- **Task instructions**
Write the data out again, exactly as given.
━━ Recorded data
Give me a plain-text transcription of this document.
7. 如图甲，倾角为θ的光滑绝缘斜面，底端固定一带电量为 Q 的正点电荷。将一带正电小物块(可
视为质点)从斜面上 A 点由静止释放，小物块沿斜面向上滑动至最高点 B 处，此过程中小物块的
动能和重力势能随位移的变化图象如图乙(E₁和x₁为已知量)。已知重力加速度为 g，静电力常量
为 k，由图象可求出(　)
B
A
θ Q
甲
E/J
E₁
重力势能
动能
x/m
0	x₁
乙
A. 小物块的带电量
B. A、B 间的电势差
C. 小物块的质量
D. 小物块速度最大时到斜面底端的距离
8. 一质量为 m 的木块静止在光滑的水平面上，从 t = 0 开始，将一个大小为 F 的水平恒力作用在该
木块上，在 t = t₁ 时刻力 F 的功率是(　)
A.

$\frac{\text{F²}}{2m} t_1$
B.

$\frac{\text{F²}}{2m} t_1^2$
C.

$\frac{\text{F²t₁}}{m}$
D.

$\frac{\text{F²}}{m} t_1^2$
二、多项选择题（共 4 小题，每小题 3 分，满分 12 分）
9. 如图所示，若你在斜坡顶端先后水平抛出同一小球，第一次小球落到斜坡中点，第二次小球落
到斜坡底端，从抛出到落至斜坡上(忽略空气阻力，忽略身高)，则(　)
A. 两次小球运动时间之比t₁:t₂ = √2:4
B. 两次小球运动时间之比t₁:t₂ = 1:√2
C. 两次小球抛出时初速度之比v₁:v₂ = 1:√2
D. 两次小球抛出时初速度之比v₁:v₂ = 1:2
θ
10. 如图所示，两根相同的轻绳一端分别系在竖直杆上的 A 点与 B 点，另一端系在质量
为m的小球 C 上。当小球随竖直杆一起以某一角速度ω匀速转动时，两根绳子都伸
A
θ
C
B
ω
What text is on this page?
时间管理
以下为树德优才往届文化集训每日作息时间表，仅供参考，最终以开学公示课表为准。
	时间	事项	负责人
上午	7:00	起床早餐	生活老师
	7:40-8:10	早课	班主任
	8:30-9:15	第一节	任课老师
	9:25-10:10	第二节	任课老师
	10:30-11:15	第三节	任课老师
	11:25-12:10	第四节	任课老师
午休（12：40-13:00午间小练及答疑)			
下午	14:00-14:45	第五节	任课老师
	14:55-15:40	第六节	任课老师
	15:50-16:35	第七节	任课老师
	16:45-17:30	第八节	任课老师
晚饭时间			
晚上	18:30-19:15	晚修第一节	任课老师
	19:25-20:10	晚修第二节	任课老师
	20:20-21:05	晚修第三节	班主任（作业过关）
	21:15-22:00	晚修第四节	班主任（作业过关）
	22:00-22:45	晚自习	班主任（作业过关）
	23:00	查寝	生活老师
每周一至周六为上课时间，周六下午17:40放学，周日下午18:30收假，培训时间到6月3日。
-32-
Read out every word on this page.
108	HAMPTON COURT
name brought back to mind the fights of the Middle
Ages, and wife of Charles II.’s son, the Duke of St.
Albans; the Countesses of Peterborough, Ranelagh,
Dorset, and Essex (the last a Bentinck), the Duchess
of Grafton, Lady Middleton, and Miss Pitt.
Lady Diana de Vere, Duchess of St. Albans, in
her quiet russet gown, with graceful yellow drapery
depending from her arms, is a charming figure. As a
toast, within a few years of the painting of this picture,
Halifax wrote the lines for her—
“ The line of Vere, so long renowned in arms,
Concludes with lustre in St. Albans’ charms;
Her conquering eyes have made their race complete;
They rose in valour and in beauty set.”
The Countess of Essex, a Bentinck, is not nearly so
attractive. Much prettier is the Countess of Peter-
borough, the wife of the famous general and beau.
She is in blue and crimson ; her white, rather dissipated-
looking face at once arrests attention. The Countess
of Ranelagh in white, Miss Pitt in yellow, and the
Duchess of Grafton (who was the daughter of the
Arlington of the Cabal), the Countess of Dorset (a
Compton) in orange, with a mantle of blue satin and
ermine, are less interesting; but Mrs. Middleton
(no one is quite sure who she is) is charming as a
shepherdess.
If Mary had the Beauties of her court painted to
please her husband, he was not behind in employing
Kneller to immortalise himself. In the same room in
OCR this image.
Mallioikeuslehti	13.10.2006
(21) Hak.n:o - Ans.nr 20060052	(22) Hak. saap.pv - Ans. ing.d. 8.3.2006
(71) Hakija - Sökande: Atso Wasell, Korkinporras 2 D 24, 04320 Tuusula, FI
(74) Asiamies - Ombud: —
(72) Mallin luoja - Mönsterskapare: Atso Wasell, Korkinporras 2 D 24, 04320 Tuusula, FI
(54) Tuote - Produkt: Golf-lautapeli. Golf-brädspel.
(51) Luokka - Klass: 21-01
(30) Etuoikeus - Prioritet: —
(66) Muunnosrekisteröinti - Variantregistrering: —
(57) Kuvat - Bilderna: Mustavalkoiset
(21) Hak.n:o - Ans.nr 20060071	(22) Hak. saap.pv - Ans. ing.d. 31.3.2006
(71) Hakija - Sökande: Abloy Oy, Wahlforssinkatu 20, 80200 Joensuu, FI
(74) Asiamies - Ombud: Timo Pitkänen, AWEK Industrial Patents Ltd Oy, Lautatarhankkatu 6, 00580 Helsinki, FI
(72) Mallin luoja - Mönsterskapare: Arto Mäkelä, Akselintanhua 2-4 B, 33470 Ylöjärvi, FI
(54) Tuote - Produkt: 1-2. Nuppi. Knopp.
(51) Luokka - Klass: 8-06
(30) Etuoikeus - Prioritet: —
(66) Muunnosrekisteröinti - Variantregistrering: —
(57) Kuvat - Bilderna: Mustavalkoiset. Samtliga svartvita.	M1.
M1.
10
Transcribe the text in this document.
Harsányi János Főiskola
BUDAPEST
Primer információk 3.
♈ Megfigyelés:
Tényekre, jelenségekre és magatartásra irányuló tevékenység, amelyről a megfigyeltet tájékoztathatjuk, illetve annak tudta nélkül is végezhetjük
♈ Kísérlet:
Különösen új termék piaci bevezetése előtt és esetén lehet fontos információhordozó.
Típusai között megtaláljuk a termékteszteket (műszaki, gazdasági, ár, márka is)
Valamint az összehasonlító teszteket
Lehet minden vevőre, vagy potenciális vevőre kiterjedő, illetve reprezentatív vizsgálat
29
━━━━
- **Task answer**
Give me a plain-text transcription of this document.
7. 如图甲，倾角为θ的光滑绝缘斜面，底端固定一带电量为 Q 的正点电荷。将一带正电小物块(可
视为质点)从斜面上 A 点由静止释放，小物块沿斜面向上滑动至最高点 B 处，此过程中小物块的
动能和重力势能随位移的变化图象如图乙(E₁和x₁为已知量)。已知重力加速度为 g，静电力常量
为 k，由图象可求出(　)
B
A
θ Q
甲
E/J
E₁
重力势能
动能
x/m
0	x₁
乙
A. 小物块的带电量
B. A、B 间的电势差
C. 小物块的质量
D. 小物块速度最大时到斜面底端的距离
8. 一质量为 m 的木块静止在光滑的水平面上，从 t = 0 开始，将一个大小为 F 的水平恒力作用在该
木块上，在 t = t₁ 时刻力 F 的功率是(　)
A.

$\frac{\text{F²}}{2m} t_1$
B.

$\frac{\text{F²}}{2m} t_1^2$
C.

$\frac{\text{F²t₁}}{m}$
D.

$\frac{\text{F²}}{m} t_1^2$
二、多项选择题（共 4 小题，每小题 3 分，满分 12 分）
9. 如图所示，若你在斜坡顶端先后水平抛出同一小球，第一次小球落到斜坡中点，第二次小球落
到斜坡底端，从抛出到落至斜坡上(忽略空气阻力，忽略身高)，则(　)
A. 两次小球运动时间之比t₁:t₂ = √2:4
B. 两次小球运动时间之比t₁:t₂ = 1:√2
C. 两次小球抛出时初速度之比v₁:v₂ = 1:√2
D. 两次小球抛出时初速度之比v₁:v₂ = 1:2
θ
10. 如图所示，两根相同的轻绳一端分别系在竖直杆上的 A 点与 B 点，另一端系在质量
为m的小球 C 上。当小球随竖直杆一起以某一角速度ω匀速转动时，两根绳子都伸
A
θ
C
B
ω
What text is on this page?
时间管理
以下为树德优才往届文化集训每日作息时间表，仅供参考，最终以开学公示课表为准。
	时间	事项	负责人
上午	7:00	起床早餐	生活老师
	7:40-8:10	早课	班主任
	8:30-9:15	第一节	任课老师
	9:25-10:10	第二节	任课老师
	10:30-11:15	第三节	任课老师
	11:25-12:10	第四节	任课老师
午休（12：40-13:00午间小练及答疑)			
下午	14:00-14:45	第五节	任课老师
	14:55-15:40	第六节	任课老师
	15:50-16:35	第七节	任课老师
	16:45-17:30	第八节	任课老师
晚饭时间			
晚上	18:30-19:15	晚修第一节	任课老师
	19:25-20:10	晚修第二节	任课老师
	20:20-21:05	晚修第三节	班主任（作业过关）
	21:15-22:00	晚修第四节	班主任（作业过关）
	22:00-22:45	晚自习	班主任（作业过关）
	23:00	查寝	生活老师
每周一至周六为上课时间，周六下午17:40放学，周日下午18:30收假，培训时间到6月3日。
-32-
Read out every word on this page.
108	HAMPTON COURT
name brought back to mind the fights of the Middle
Ages, and wife of Charles II.’s son, the Duke of St.
Albans; the Countesses of Peterborough, Ranelagh,
Dorset, and Essex (the last a Bentinck), the Duchess
of Grafton, Lady Middleton, and Miss Pitt.
Lady Diana de Vere, Duchess of St. Albans, in
her quiet russet gown, with graceful yellow drapery
depending from her arms, is a charming figure. As a
toast, within a few years of the painting of this picture,
Halifax wrote the lines for her—
“ The line of Vere, so long renowned in arms,
Concludes with lustre in St. Albans’ charms;
Her conquering eyes have made their race complete;
They rose in valour and in beauty set.”
The Countess of Essex, a Bentinck, is not nearly so
attractive. Much prettier is the Countess of Peter-
borough, the wife of the famous general and beau.
She is in blue and crimson ; her white, rather dissipated-
looking face at once arrests attention. The Countess
of Ranelagh in white, Miss Pitt in yellow, and the
Duchess of Grafton (who was the daughter of the
Arlington of the Cabal), the Countess of Dorset (a
Compton) in orange, with a mantle of blue satin and
ermine, are less interesting; but Mrs. Middleton
(no one is quite sure who she is) is charming as a
shepherdess.
If Mary had the Beauties of her court painted to
please her husband, he was not behind in employing
Kneller to immortalise himself. In the same room in
OCR this image.
Mallioikeuslehti	13.10.2006
(21) Hak.n:o - Ans.nr 20060052	(22) Hak. saap.pv - Ans. ing.d. 8.3.2006
(71) Hakija - Sökande: Atso Wasell, Korkinporras 2 D 24, 04320 Tuusula, FI
(74) Asiamies - Ombud: —
(72) Mallin luoja - Mönsterskapare: Atso Wasell, Korkinporras 2 D 24, 04320 Tuusula, FI
(54) Tuote - Produkt: Golf-lautapeli. Golf-brädspel.
(51) Luokka - Klass: 21-01
(30) Etuoikeus - Prioritet: —
(66) Muunnosrekisteröinti - Variantregistrering: —
(57) Kuvat - Bilderna: Mustavalkoiset
(21) Hak.n:o - Ans.nr 20060071	(22) Hak. saap.pv - Ans. ing.d. 31.3.2006
(71) Hakija - Sökande: Abloy Oy, Wahlforssinkatu 20, 80200 Joensuu, FI
(74) Asiamies - Ombud: Timo Pitkänen, AWEK Industrial Patents Ltd Oy, Lautatarhankkatu 6, 00580 Helsinki, FI
(72) Mallin luoja - Mönsterskapare: Arto Mäkelä, Akselintanhua 2-4 B, 33470 Ylöjärvi, FI
(54) Tuote - Produkt: 1-2. Nuppi. Knopp.
(51) Luokka - Klass: 8-06
(30) Etuoikeus - Prioritet: —
(66) Muunnosrekisteröinti - Variantregistrering: —
(57) Kuvat - Bilderna: Mustavalkoiset. Samtliga svartvita.	M1.
M1.
10
Transcribe the text in this document.
Harsányi János Főiskola
BUDAPEST
Primer információk 3.
♈ Megfigyelés:
Tényekre, jelenségekre és magatartásra irányuló tevékenység, amelyről a megfigyeltet tájékoztathatjuk, illetve annak tudta nélkül is végezhetjük
♈ Kísérlet:
Különösen új termék piaci bevezetése előtt és esetén lehet fontos információhordozó.
Típusai között megtaláljuk a termékteszteket (műszaki, gazdasági, ár, márka is)
Valamint az összehasonlító teszteket
Lehet minden vevőre, vagy potenciális vevőre kiterjedő, illetve reprezentatív vizsgálat
29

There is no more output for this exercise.